[Stored data]
▽
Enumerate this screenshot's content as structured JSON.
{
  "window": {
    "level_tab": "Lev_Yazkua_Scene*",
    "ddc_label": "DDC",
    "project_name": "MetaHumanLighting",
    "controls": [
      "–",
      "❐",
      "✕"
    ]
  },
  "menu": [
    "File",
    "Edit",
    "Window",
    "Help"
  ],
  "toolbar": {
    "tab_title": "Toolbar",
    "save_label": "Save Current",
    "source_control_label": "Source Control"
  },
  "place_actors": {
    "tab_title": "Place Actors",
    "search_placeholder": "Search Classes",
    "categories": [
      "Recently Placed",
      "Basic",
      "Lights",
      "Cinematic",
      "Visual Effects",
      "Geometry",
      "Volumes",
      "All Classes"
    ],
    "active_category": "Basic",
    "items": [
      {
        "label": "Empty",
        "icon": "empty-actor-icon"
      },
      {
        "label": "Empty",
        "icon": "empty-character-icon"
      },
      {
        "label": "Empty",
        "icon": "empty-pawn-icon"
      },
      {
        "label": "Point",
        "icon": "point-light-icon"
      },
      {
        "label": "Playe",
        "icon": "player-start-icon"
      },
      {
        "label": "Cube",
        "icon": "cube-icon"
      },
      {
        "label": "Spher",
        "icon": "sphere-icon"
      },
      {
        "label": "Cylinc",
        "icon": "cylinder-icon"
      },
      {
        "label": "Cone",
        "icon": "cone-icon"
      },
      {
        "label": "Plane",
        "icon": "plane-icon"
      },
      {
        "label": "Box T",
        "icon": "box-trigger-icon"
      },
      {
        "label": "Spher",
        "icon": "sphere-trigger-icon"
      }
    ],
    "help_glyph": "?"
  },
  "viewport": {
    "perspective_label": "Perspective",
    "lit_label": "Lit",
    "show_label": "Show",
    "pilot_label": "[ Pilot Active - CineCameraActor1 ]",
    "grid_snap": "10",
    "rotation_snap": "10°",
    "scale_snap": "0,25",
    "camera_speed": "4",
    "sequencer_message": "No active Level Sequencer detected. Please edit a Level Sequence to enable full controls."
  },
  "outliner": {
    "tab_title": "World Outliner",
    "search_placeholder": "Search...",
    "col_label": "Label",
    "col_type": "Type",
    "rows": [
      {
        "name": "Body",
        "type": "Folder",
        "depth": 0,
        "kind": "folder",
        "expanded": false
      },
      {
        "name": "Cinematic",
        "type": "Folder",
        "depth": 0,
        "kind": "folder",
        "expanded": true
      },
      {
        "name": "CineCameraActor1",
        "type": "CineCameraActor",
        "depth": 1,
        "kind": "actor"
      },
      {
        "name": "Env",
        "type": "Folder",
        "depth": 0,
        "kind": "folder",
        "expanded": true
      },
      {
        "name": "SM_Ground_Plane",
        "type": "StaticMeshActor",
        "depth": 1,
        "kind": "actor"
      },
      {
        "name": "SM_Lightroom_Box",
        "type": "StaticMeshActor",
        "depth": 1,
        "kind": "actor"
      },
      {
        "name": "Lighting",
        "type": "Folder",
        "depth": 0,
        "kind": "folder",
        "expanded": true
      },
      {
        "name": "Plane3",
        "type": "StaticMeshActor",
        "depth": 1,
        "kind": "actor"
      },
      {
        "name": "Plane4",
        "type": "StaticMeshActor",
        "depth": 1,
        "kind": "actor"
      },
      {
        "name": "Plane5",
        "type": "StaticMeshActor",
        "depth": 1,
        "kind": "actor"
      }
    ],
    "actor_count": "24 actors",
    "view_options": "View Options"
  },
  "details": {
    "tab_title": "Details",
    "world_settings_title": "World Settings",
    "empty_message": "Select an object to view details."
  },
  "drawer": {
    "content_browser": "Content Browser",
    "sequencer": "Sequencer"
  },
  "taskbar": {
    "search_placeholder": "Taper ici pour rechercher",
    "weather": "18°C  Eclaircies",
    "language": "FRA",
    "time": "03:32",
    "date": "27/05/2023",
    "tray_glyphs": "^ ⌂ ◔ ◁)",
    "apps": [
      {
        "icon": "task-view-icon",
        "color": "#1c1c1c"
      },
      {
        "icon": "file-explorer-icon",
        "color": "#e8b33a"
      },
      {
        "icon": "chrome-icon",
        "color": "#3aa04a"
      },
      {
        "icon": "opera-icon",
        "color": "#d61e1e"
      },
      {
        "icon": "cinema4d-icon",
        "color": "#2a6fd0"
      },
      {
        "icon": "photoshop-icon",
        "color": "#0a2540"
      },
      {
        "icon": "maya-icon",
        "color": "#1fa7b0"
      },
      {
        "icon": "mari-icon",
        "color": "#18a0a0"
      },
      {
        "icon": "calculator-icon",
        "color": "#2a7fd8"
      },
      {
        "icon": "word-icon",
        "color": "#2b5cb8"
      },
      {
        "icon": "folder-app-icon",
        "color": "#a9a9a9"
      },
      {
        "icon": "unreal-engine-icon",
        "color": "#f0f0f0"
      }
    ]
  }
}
△
Direction – Reply with nothing except the number of lines in the listing above that include the string "color".

Written response – 12